> Task
Review the material and extract every line in which the word "Свобода" occurs.

......

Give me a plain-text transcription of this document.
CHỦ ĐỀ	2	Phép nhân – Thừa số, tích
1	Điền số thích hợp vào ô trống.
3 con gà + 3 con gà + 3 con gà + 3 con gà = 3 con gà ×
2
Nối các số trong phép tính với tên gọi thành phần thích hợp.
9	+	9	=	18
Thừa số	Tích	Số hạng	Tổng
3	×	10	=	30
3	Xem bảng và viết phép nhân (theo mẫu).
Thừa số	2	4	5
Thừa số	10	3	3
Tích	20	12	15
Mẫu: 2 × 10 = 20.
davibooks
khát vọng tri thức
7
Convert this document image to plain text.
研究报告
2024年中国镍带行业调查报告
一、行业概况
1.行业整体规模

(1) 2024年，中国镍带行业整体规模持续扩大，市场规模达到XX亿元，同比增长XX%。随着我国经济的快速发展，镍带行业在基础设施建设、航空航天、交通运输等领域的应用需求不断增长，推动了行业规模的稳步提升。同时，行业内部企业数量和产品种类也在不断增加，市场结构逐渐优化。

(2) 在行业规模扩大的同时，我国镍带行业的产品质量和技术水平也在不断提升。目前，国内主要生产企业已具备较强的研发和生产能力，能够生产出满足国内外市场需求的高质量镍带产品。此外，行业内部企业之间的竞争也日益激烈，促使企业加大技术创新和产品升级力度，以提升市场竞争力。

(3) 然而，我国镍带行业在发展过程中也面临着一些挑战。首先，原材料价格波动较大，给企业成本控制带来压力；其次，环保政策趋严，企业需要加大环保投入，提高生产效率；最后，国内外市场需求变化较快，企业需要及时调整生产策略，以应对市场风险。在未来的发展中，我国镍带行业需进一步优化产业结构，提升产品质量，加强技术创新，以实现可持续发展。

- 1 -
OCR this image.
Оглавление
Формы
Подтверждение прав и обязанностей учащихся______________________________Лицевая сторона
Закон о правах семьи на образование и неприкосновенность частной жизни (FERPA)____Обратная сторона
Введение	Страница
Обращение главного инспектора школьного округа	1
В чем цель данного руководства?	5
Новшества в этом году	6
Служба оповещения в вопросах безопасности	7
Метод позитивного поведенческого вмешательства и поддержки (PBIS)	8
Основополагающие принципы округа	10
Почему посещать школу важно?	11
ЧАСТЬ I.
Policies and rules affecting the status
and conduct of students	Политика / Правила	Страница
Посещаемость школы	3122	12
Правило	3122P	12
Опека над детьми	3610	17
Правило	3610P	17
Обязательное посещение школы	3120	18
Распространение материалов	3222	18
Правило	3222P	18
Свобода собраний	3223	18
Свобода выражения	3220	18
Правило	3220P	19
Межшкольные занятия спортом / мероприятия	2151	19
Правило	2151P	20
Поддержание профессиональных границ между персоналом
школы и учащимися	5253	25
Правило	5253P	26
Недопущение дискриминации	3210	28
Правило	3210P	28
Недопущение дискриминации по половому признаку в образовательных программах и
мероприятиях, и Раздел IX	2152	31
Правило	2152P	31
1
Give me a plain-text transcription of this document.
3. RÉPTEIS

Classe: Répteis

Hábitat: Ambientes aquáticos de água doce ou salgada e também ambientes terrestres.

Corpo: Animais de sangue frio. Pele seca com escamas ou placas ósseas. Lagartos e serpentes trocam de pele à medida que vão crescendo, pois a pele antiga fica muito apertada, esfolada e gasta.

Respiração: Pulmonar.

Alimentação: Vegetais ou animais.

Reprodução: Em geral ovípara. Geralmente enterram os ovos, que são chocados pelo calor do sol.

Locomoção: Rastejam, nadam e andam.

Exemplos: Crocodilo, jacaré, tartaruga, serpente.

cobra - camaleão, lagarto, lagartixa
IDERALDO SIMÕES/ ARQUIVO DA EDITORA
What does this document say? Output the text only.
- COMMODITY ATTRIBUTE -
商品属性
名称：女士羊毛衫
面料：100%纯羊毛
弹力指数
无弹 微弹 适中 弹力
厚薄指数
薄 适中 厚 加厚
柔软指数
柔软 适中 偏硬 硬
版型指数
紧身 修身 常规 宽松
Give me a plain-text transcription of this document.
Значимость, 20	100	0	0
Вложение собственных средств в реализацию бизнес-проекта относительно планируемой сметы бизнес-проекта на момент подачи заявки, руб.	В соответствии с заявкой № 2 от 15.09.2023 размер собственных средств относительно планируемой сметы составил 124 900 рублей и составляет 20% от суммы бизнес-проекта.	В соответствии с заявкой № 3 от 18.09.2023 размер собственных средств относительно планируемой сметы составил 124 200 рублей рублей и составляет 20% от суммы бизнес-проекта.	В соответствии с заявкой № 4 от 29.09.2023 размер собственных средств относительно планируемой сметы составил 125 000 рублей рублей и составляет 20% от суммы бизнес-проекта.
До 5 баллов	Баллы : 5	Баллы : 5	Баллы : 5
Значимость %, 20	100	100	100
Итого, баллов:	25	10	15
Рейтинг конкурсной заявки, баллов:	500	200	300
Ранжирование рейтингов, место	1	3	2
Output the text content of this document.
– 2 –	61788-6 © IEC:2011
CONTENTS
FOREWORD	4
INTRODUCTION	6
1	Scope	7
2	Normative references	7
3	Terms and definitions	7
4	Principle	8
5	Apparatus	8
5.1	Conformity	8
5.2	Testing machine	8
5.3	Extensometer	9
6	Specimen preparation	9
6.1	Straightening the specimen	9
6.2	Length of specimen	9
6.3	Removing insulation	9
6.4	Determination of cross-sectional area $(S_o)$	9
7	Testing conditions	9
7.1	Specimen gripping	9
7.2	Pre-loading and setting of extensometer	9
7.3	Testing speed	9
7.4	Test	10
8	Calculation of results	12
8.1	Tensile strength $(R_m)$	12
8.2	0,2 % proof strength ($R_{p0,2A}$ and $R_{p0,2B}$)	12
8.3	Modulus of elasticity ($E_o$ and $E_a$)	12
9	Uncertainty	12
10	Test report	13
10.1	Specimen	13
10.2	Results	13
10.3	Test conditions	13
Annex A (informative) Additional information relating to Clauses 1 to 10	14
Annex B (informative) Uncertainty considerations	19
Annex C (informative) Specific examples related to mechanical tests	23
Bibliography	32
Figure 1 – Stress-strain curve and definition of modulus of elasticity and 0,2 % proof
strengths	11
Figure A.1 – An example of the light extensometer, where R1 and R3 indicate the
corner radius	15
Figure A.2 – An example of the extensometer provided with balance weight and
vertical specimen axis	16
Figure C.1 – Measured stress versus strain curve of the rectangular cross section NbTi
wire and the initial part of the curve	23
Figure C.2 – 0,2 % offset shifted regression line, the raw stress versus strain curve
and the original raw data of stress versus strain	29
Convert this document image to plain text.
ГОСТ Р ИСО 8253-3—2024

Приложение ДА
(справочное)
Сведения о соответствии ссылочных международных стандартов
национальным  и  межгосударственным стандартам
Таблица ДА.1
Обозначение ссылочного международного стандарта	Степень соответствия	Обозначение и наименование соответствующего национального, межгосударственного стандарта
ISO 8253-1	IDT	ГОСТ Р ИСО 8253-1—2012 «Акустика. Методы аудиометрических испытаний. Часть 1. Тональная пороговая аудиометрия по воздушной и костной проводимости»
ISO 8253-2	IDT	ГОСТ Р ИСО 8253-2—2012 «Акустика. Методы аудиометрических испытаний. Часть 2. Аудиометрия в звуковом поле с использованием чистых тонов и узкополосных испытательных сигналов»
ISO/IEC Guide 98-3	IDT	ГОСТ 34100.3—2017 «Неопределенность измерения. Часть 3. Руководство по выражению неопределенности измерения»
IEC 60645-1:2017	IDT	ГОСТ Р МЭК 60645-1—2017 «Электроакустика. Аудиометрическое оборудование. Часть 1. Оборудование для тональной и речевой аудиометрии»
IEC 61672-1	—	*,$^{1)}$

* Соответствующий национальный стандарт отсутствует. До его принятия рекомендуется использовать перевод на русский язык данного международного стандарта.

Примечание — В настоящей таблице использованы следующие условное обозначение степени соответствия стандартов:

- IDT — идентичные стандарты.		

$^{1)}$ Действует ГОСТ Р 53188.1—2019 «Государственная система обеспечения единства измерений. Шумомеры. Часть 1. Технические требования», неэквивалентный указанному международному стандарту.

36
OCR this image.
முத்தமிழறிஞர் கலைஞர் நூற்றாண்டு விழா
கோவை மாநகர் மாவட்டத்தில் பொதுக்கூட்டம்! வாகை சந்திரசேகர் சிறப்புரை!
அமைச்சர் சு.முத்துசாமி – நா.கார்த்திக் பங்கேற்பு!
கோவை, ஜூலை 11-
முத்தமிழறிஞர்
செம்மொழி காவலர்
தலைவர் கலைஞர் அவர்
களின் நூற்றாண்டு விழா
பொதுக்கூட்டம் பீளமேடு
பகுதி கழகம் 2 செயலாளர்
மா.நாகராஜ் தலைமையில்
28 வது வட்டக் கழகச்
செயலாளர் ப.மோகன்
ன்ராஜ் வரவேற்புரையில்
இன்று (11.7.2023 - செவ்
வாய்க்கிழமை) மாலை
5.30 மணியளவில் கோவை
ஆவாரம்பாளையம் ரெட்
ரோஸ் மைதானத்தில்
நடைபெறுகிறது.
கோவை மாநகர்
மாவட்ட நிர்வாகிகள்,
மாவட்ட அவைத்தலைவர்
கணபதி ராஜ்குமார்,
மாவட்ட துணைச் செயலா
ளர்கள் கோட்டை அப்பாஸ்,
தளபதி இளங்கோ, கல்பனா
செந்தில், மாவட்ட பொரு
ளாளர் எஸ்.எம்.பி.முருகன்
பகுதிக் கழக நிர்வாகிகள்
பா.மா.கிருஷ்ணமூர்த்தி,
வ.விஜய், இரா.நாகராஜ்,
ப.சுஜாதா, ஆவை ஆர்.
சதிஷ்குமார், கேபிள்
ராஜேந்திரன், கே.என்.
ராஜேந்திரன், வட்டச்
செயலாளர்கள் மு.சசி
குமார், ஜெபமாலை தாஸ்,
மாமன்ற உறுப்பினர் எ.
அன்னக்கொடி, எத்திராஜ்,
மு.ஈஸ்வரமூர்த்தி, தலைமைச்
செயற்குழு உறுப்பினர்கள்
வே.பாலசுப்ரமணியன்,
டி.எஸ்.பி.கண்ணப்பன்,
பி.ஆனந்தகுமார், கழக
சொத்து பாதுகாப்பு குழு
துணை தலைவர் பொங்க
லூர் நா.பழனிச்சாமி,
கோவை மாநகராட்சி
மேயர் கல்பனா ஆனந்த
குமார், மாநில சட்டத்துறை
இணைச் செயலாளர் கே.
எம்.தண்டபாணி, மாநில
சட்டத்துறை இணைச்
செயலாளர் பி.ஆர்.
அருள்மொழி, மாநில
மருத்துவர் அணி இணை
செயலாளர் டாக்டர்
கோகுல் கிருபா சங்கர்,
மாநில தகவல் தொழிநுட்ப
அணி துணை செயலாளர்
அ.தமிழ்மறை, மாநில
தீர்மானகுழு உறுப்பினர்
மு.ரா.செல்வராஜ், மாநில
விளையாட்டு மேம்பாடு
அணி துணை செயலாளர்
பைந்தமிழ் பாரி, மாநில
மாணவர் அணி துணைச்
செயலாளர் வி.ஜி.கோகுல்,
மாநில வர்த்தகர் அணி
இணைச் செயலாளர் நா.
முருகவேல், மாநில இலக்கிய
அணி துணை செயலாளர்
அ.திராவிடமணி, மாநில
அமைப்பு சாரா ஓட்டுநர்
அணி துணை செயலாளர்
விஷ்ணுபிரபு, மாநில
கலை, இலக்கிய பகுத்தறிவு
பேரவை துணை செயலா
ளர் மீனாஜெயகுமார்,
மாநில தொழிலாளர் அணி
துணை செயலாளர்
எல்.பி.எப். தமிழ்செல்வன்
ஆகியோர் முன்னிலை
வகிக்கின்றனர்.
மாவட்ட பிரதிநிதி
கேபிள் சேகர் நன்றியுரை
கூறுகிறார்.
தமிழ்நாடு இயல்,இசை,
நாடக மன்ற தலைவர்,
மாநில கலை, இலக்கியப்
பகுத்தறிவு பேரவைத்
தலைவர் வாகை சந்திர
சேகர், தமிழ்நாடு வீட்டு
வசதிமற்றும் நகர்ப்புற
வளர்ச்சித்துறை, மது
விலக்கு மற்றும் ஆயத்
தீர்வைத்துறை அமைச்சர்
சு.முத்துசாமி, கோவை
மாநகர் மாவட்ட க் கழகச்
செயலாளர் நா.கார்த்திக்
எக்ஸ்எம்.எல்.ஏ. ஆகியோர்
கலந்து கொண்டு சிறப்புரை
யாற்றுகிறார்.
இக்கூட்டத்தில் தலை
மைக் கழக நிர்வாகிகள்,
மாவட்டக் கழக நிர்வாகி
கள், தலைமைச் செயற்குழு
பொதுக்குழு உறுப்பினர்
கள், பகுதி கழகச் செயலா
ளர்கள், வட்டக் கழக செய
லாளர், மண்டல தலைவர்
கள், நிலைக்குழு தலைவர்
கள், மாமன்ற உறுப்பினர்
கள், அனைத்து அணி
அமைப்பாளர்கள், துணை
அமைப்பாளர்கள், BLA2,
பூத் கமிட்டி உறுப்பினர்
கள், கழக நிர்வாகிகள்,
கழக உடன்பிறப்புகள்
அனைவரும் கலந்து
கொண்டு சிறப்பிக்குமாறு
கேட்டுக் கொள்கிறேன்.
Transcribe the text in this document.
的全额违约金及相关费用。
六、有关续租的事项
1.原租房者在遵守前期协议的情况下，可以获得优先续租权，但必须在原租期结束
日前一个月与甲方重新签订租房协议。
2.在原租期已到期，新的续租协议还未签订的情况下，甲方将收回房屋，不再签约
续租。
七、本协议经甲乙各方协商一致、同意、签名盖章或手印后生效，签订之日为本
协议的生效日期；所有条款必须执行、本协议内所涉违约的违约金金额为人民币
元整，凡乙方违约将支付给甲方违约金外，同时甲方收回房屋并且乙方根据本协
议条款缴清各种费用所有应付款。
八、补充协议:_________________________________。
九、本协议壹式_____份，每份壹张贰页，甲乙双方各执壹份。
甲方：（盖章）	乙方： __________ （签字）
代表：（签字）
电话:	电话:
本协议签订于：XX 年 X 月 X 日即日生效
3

......

> Correct output
Свобода собраний	3223	18
Свобода выражения	3220	18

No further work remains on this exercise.